═════ Supplied records
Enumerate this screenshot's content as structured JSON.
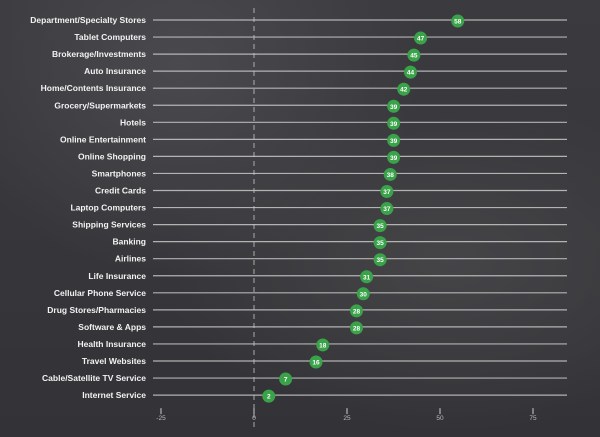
{
  "chart_data": {
    "type": "scatter",
    "orientation": "horizontal-dot",
    "categories": [
      "Department/Specialty Stores",
      "Tablet Computers",
      "Brokerage/Investments",
      "Auto Insurance",
      "Home/Contents Insurance",
      "Grocery/Supermarkets",
      "Hotels",
      "Online Entertainment",
      "Online Shopping",
      "Smartphones",
      "Credit Cards",
      "Laptop Computers",
      "Shipping Services",
      "Banking",
      "Airlines",
      "Life Insurance",
      "Cellular Phone Service",
      "Drug Stores/Pharmacies",
      "Software & Apps",
      "Health Insurance",
      "Travel Websites",
      "Cable/Satellite TV Service",
      "Internet Service"
    ],
    "values": [
      58,
      47,
      45,
      44,
      42,
      39,
      39,
      39,
      39,
      38,
      37,
      37,
      35,
      35,
      35,
      31,
      30,
      28,
      28,
      18,
      16,
      7,
      2
    ],
    "xticks": [
      -25,
      0,
      25,
      50,
      75
    ],
    "xlim": [
      -25,
      75
    ],
    "zero_line": "dashed",
    "grid": true,
    "colors": {
      "point": "#3aa34a",
      "background": "#38383c",
      "line": "#c8c8c8"
    }
  }
}
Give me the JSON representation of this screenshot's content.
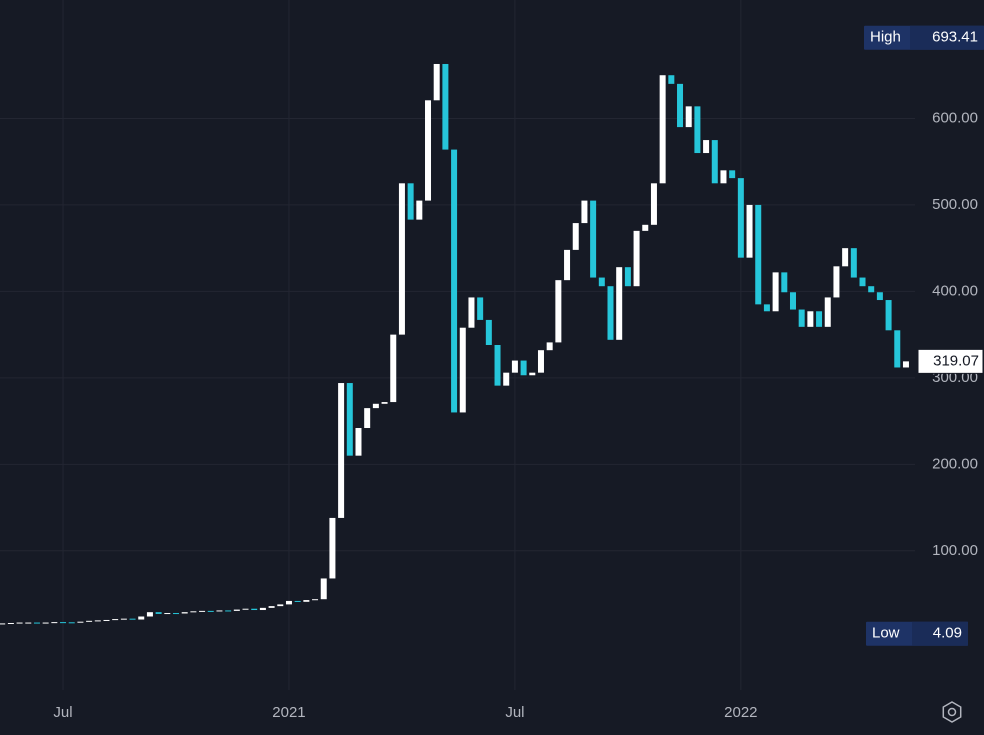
{
  "chart_data": {
    "type": "candlestick",
    "categories": [
      null,
      null,
      null,
      null,
      null,
      null,
      null,
      "Jul",
      null,
      null,
      null,
      null,
      null,
      null,
      null,
      null,
      null,
      null,
      null,
      null,
      null,
      null,
      null,
      null,
      null,
      null,
      null,
      null,
      null,
      null,
      null,
      null,
      null,
      "2021",
      null,
      null,
      null,
      null,
      null,
      null,
      null,
      null,
      null,
      null,
      null,
      null,
      null,
      null,
      null,
      null,
      null,
      null,
      null,
      null,
      null,
      null,
      null,
      null,
      null,
      "Jul",
      null,
      null,
      null,
      null,
      null,
      null,
      null,
      null,
      null,
      null,
      null,
      null,
      null,
      null,
      null,
      null,
      null,
      null,
      null,
      null,
      null,
      null,
      null,
      null,
      null,
      "2022",
      null,
      null,
      null,
      null,
      null,
      null,
      null,
      null,
      null,
      null,
      null,
      null,
      null,
      null,
      null,
      null,
      null,
      null,
      null
    ],
    "open": [
      15.5,
      16,
      16.5,
      17,
      17,
      16.8,
      17,
      17.5,
      17.3,
      17,
      18,
      19,
      19.5,
      20,
      21,
      21.5,
      20.5,
      24,
      29,
      27,
      28,
      27.5,
      29,
      30,
      30.5,
      30,
      31,
      30.5,
      32,
      33,
      31.5,
      34,
      36,
      38,
      42,
      41,
      43,
      44,
      68,
      138,
      294,
      210,
      242,
      265,
      270,
      272,
      350,
      525,
      483,
      505,
      621,
      663,
      564,
      260,
      358,
      393,
      367,
      338,
      291,
      306,
      320,
      303,
      306,
      332,
      341,
      413,
      448,
      479,
      505,
      416,
      406,
      344,
      428,
      406,
      470,
      477,
      525,
      650,
      640,
      590,
      614,
      560,
      575,
      525,
      540,
      531,
      439,
      500,
      385,
      377,
      422,
      399,
      379,
      359,
      377,
      359,
      393,
      429,
      450,
      416,
      406,
      399,
      390,
      355,
      312
    ],
    "high": {
      "label": "High",
      "value": 693.41
    },
    "low": {
      "label": "Low",
      "value": 4.09
    },
    "close": [
      16,
      16.5,
      17,
      17,
      16.8,
      17,
      17.5,
      17.3,
      17,
      18,
      19,
      19.5,
      20,
      21,
      21.5,
      20.5,
      24,
      29,
      27,
      28,
      27.5,
      29,
      30,
      30.5,
      30,
      31,
      30.5,
      32,
      33,
      31.5,
      34,
      36,
      38,
      42,
      41,
      43,
      44,
      68,
      138,
      294,
      210,
      242,
      265,
      270,
      272,
      350,
      525,
      483,
      505,
      621,
      663,
      564,
      260,
      358,
      393,
      367,
      338,
      291,
      306,
      320,
      303,
      306,
      332,
      341,
      413,
      448,
      479,
      505,
      416,
      406,
      344,
      428,
      406,
      470,
      477,
      525,
      650,
      640,
      590,
      614,
      560,
      575,
      525,
      540,
      531,
      439,
      500,
      385,
      377,
      422,
      399,
      379,
      359,
      377,
      359,
      393,
      429,
      450,
      416,
      406,
      399,
      390,
      355,
      312,
      319.07
    ],
    "up_color": "#ffffff",
    "down_color": "#26c6da",
    "ylim": [
      -61,
      737
    ],
    "yticks": [
      {
        "value": 100,
        "label": "100.00"
      },
      {
        "value": 200,
        "label": "200.00"
      },
      {
        "value": 300,
        "label": "300.00"
      },
      {
        "value": 400,
        "label": "400.00"
      },
      {
        "value": 500,
        "label": "500.00"
      },
      {
        "value": 600,
        "label": "600.00"
      }
    ],
    "grid": true
  }
}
══════════
Reproduce all the entries that precede this task, word for word, minus any pictures.

Enumerate this screenshot's content as structured JSON.
{
  "chart_data": {
    "type": "scatter",
    "orientation": "horizontal-dot",
    "categories": [
      "Department/Specialty Stores",
      "Tablet Computers",
      "Brokerage/Investments",
      "Auto Insurance",
      "Home/Contents Insurance",
      "Grocery/Supermarkets",
      "Hotels",
      "Online Entertainment",
      "Online Shopping",
      "Smartphones",
      "Credit Cards",
      "Laptop Computers",
      "Shipping Services",
      "Banking",
      "Airlines",
      "Life Insurance",
      "Cellular Phone Service",
      "Drug Stores/Pharmacies",
      "Software & Apps",
      "Health Insurance",
      "Travel Websites",
      "Cable/Satellite TV Service",
      "Internet Service"
    ],
    "values": [
      58,
      47,
      45,
      44,
      42,
      39,
      39,
      39,
      39,
      38,
      37,
      37,
      35,
      35,
      35,
      31,
      30,
      28,
      28,
      18,
      16,
      7,
      2
    ],
    "xticks": [
      -25,
      0,
      25,
      50,
      75
    ],
    "xlim": [
      -25,
      75
    ],
    "zero_line": "dashed",
    "grid": true,
    "colors": {
      "point": "#3aa34a",
      "background": "#38383c",
      "line": "#c8c8c8"
    }
  }
}
Give me the JSON representation of this screenshot's content.
{
  "chart_data": {
    "type": "candlestick",
    "categories": [
      null,
      null,
      null,
      null,
      null,
      null,
      null,
      "Jul",
      null,
      null,
      null,
      null,
      null,
      null,
      null,
      null,
      null,
      null,
      null,
      null,
      null,
      null,
      null,
      null,
      null,
      null,
      null,
      null,
      null,
      null,
      null,
      null,
      null,
      "2021",
      null,
      null,
      null,
      null,
      null,
      null,
      null,
      null,
      null,
      null,
      null,
      null,
      null,
      null,
      null,
      null,
      null,
      null,
      null,
      null,
      null,
      null,
      null,
      null,
      null,
      "Jul",
      null,
      null,
      null,
      null,
      null,
      null,
      null,
      null,
      null,
      null,
      null,
      null,
      null,
      null,
      null,
      null,
      null,
      null,
      null,
      null,
      null,
      null,
      null,
      null,
      null,
      "2022",
      null,
      null,
      null,
      null,
      null,
      null,
      null,
      null,
      null,
      null,
      null,
      null,
      null,
      null,
      null,
      null,
      null,
      null,
      null
    ],
    "open": [
      15.5,
      16,
      16.5,
      17,
      17,
      16.8,
      17,
      17.5,
      17.3,
      17,
      18,
      19,
      19.5,
      20,
      21,
      21.5,
      20.5,
      24,
      29,
      27,
      28,
      27.5,
      29,
      30,
      30.5,
      30,
      31,
      30.5,
      32,
      33,
      31.5,
      34,
      36,
      38,
      42,
      41,
      43,
      44,
      68,
      138,
      294,
      210,
      242,
      265,
      270,
      272,
      350,
      525,
      483,
      505,
      621,
      663,
      564,
      260,
      358,
      393,
      367,
      338,
      291,
      306,
      320,
      303,
      306,
      332,
      341,
      413,
      448,
      479,
      505,
      416,
      406,
      344,
      428,
      406,
      470,
      477,
      525,
      650,
      640,
      590,
      614,
      560,
      575,
      525,
      540,
      531,
      439,
      500,
      385,
      377,
      422,
      399,
      379,
      359,
      377,
      359,
      393,
      429,
      450,
      416,
      406,
      399,
      390,
      355,
      312
    ],
    "high": {
      "label": "High",
      "value": 693.41
    },
    "low": {
      "label": "Low",
      "value": 4.09
    },
    "close": [
      16,
      16.5,
      17,
      17,
      16.8,
      17,
      17.5,
      17.3,
      17,
      18,
      19,
      19.5,
      20,
      21,
      21.5,
      20.5,
      24,
      29,
      27,
      28,
      27.5,
      29,
      30,
      30.5,
      30,
      31,
      30.5,
      32,
      33,
      31.5,
      34,
      36,
      38,
      42,
      41,
      43,
      44,
      68,
      138,
      294,
      210,
      242,
      265,
      270,
      272,
      350,
      525,
      483,
      505,
      621,
      663,
      564,
      260,
      358,
      393,
      367,
      338,
      291,
      306,
      320,
      303,
      306,
      332,
      341,
      413,
      448,
      479,
      505,
      416,
      406,
      344,
      428,
      406,
      470,
      477,
      525,
      650,
      640,
      590,
      614,
      560,
      575,
      525,
      540,
      531,
      439,
      500,
      385,
      377,
      422,
      399,
      379,
      359,
      377,
      359,
      393,
      429,
      450,
      416,
      406,
      399,
      390,
      355,
      312,
      319.07
    ],
    "up_color": "#ffffff",
    "down_color": "#26c6da",
    "ylim": [
      -61,
      737
    ],
    "yticks": [
      {
        "value": 100,
        "label": "100.00"
      },
      {
        "value": 200,
        "label": "200.00"
      },
      {
        "value": 300,
        "label": "300.00"
      },
      {
        "value": 400,
        "label": "400.00"
      },
      {
        "value": 500,
        "label": "500.00"
      },
      {
        "value": 600,
        "label": "600.00"
      }
    ],
    "grid": true
  }
}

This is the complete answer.